### Data entries
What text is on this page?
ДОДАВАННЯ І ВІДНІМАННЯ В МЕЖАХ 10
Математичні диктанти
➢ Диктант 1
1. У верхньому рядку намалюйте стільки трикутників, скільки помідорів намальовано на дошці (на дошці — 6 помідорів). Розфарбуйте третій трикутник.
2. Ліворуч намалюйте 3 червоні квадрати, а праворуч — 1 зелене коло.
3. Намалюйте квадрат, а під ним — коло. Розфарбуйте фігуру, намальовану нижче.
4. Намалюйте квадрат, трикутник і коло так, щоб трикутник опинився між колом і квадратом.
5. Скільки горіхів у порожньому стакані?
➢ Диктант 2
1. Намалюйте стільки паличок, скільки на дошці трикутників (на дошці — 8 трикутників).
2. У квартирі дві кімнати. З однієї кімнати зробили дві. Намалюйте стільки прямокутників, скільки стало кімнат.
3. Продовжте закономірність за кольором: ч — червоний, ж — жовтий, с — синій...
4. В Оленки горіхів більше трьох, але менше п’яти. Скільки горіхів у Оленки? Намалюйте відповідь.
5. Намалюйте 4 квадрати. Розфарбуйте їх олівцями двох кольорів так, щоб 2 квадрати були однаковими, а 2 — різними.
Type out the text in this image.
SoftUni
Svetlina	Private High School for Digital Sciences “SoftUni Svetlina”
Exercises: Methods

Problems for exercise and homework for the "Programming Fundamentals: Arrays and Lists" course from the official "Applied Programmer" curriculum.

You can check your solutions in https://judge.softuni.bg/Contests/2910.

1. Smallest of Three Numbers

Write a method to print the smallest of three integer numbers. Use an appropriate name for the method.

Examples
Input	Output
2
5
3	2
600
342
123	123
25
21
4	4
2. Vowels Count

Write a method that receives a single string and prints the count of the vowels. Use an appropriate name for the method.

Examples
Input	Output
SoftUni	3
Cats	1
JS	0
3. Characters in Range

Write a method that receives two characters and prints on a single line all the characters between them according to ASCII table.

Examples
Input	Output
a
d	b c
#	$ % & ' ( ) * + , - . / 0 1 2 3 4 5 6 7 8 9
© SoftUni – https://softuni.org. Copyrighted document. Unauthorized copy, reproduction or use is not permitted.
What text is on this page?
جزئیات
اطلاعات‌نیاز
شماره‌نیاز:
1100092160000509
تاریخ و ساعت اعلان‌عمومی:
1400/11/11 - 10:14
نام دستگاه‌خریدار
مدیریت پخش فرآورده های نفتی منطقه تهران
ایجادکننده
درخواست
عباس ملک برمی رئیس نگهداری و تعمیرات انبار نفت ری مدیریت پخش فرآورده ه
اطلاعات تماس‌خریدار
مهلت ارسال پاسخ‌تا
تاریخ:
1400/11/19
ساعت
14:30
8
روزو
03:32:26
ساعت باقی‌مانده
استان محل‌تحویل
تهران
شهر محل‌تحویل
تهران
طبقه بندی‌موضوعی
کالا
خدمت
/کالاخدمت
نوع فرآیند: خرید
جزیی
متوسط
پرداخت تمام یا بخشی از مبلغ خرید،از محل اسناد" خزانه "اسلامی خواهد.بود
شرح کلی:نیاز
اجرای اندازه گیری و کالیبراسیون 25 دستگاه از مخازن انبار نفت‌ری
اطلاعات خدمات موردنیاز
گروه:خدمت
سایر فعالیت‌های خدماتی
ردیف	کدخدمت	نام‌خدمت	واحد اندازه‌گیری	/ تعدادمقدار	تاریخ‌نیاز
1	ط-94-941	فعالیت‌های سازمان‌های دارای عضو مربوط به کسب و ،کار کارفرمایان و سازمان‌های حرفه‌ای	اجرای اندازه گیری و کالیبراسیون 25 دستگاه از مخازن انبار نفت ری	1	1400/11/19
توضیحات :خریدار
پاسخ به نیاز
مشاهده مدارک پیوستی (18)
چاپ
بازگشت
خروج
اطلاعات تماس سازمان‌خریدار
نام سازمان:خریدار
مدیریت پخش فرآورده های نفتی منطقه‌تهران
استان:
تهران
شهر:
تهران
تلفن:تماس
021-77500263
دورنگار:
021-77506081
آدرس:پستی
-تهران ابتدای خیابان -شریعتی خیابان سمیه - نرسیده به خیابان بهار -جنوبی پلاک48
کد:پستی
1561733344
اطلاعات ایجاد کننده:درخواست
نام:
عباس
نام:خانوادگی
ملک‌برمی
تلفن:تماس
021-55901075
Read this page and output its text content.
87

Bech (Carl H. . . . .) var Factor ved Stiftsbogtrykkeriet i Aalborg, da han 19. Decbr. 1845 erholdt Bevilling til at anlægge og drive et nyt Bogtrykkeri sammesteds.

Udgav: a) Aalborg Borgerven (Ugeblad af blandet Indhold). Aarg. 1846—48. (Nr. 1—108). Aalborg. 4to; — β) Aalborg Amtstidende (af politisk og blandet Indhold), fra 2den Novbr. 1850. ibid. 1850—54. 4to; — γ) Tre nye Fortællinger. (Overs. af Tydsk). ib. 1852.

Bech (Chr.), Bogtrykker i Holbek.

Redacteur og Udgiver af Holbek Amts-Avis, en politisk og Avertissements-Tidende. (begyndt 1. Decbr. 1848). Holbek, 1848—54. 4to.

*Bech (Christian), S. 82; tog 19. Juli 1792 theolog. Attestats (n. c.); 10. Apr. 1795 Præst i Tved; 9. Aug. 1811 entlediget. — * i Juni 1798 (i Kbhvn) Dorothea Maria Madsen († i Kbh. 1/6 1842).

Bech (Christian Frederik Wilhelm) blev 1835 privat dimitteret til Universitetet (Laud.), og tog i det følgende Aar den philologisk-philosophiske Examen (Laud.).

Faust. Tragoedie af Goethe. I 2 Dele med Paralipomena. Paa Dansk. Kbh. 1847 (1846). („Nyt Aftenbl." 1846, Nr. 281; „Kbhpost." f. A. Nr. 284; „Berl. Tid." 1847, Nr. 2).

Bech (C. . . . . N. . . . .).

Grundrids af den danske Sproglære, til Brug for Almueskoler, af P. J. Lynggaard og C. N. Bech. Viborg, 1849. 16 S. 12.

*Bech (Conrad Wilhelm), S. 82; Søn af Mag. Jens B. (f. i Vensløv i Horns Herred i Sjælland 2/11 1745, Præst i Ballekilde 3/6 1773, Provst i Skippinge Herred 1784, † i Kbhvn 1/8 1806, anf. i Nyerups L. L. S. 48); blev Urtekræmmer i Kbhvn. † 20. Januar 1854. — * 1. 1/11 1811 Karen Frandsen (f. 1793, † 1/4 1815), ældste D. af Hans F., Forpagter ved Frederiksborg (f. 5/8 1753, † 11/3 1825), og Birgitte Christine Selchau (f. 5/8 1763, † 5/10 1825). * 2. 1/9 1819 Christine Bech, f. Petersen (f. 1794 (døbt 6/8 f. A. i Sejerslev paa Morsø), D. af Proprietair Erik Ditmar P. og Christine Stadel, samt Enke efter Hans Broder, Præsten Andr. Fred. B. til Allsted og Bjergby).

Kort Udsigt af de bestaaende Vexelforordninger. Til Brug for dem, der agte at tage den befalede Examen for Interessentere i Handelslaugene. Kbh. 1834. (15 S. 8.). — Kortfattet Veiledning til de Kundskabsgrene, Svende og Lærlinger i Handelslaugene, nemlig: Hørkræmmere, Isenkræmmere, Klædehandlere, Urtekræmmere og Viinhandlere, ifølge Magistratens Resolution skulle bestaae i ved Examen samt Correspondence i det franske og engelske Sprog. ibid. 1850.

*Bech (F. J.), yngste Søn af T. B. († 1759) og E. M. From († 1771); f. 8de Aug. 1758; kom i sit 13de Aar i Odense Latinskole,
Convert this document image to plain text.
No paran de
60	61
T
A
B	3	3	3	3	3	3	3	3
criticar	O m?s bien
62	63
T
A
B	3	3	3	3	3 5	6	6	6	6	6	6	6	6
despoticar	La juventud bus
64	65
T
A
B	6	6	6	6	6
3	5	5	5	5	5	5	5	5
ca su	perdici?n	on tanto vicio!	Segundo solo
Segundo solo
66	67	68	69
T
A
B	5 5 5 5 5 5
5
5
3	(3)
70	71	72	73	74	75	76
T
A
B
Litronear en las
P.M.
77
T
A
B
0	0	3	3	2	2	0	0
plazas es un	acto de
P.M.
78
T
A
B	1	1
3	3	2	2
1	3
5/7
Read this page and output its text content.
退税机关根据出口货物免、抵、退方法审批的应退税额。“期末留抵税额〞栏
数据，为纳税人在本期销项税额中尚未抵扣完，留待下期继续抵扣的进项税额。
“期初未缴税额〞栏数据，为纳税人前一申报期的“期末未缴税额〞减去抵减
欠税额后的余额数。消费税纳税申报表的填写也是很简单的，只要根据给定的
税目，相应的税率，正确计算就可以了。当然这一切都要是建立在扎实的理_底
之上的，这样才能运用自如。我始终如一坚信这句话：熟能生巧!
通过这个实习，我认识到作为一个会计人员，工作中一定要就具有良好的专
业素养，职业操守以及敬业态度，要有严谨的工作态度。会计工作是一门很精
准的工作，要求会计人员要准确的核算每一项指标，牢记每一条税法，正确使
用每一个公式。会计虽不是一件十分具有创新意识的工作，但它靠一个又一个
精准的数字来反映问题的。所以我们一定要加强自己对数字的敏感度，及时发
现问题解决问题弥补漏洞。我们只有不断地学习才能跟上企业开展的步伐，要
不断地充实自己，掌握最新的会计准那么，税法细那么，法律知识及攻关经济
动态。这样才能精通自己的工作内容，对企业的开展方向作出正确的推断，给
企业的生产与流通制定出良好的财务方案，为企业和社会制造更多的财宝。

### Instructions for the task
Count the lines of the listing above that include the word "کالیبراسیون" and state the total with nothing else.

### Solution to the problem
2